» **Brano estratto**
****************************************

Comune di Reggio Emilia Fondazione Palazzo Magnani

ESPOSIZIONE

Sezione 1: Zavattini "animatore" della cultura della Bassa

 

Zavattini e la pittura

 
L’attività di Zavattini nella Bassa è fortemente legata all’impegno a favore dell’arte figurativo-pittorica. La passione dello scrittore luzzarese per la sua terra e la spinta alla popolarizzazione del fatto artistico contribuiscono a fare della Bassa, e in   particolare di Luzzara, la patria d’elezione dei naïfs. Infatti Zavattini, oltre a prendere posizione nel dibattito su questa forma d’arte pittorica, fin dagli anni Sessanta si adopera per promuovere una serie di iniziative volte alla sua valorizzazione. Con il patrocinio e la collaborazione del Comune di Luzzara nel 1967 promuove il primo Premio Nazionale dei naïfs. Volendo “dare una casa ai naifs italiani” fonda, nel 1968, sempre a Luzzara, il Museo Nazionale delle Arti Naifes, da cui scaturirà, a partire dal 1975, «Il Bollettino dei Naifs». La promozione d’iniziative pittoriche e l’attività di critica d’arte consentono a Zavattini d’instaurare rapporti con svariati e diversi ambienti artistici. Il ricco epistolario dell’archivio Zavattini documenta la fitta rete di relazioni creata dallo scrittore di Luzzara con numerose personalità della vita artistica locale: Antonio Ligabue, Pietro Ghizzardi, Bruno Rovesti, Andrea Mozzali sono solo alcuni degli artisti della Bassa con i quali intrattiene rapporti. A questi è da aggiungere la schiera degli “amati” pittori luzzaresi come Pino Aldrovandi, Wander Bertoni, Danilo Donati, Pompilio Mandelli, Luigi Nodolini e Claudio Parmiggiani.

****************************************

» **Compito assegnato**
Secondo il brano su Zavattini e la pittura, in che anno viene fondato a Luzzara il Museo Nazionale delle Arti Naifes?

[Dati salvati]
****************************************

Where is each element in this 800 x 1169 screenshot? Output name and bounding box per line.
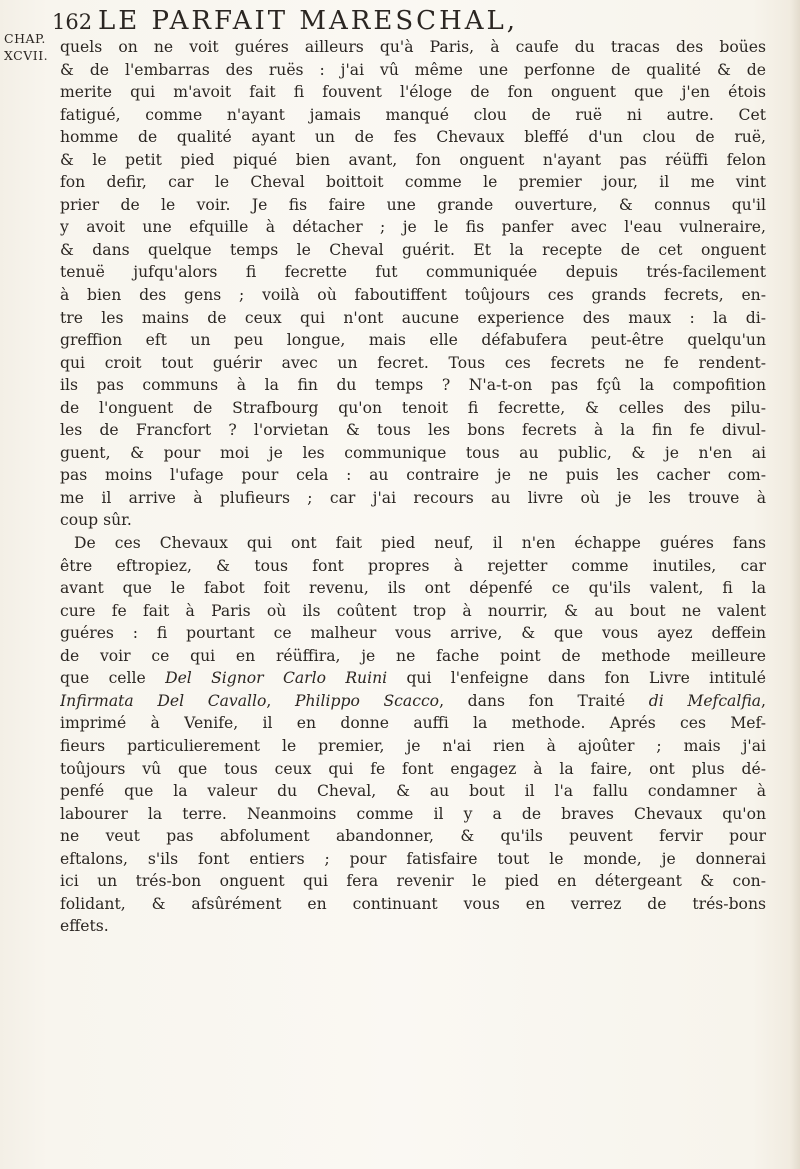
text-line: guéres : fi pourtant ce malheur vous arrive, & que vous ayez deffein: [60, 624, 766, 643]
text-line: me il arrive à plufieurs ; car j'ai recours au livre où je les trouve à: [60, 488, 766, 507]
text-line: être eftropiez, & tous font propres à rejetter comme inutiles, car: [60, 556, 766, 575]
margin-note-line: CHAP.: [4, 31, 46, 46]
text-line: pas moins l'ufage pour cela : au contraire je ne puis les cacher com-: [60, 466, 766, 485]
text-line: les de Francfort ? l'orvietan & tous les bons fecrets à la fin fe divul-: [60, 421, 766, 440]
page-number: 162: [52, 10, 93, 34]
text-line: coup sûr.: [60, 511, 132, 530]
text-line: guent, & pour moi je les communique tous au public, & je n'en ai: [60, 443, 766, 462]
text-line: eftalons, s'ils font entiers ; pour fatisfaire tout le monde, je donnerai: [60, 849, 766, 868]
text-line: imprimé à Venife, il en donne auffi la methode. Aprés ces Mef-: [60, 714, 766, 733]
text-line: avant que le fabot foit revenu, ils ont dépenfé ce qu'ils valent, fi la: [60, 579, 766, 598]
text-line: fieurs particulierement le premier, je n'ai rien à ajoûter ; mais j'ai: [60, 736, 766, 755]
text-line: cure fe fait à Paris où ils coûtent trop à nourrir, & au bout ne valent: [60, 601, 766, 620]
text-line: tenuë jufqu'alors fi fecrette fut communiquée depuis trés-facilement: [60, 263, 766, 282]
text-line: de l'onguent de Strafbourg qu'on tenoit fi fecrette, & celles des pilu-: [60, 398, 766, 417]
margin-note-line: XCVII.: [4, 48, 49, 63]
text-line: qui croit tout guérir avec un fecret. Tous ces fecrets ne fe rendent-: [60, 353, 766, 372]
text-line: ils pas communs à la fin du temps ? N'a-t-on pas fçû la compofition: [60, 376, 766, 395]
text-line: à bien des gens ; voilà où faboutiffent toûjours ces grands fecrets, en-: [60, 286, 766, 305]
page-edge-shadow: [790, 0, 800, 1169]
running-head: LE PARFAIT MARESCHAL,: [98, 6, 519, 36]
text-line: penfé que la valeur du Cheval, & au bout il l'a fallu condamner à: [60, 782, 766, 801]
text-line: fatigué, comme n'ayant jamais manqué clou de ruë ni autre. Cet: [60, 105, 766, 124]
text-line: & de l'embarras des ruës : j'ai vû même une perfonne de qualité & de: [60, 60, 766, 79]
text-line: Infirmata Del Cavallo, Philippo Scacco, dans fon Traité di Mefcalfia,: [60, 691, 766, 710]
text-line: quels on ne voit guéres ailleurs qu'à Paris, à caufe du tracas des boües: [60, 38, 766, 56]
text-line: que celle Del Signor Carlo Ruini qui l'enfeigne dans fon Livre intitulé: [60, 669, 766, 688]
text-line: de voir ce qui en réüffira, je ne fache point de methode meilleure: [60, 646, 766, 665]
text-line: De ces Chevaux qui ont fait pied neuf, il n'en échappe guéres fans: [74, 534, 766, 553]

****************************************

» **Risposta corretta**
Nel 1968.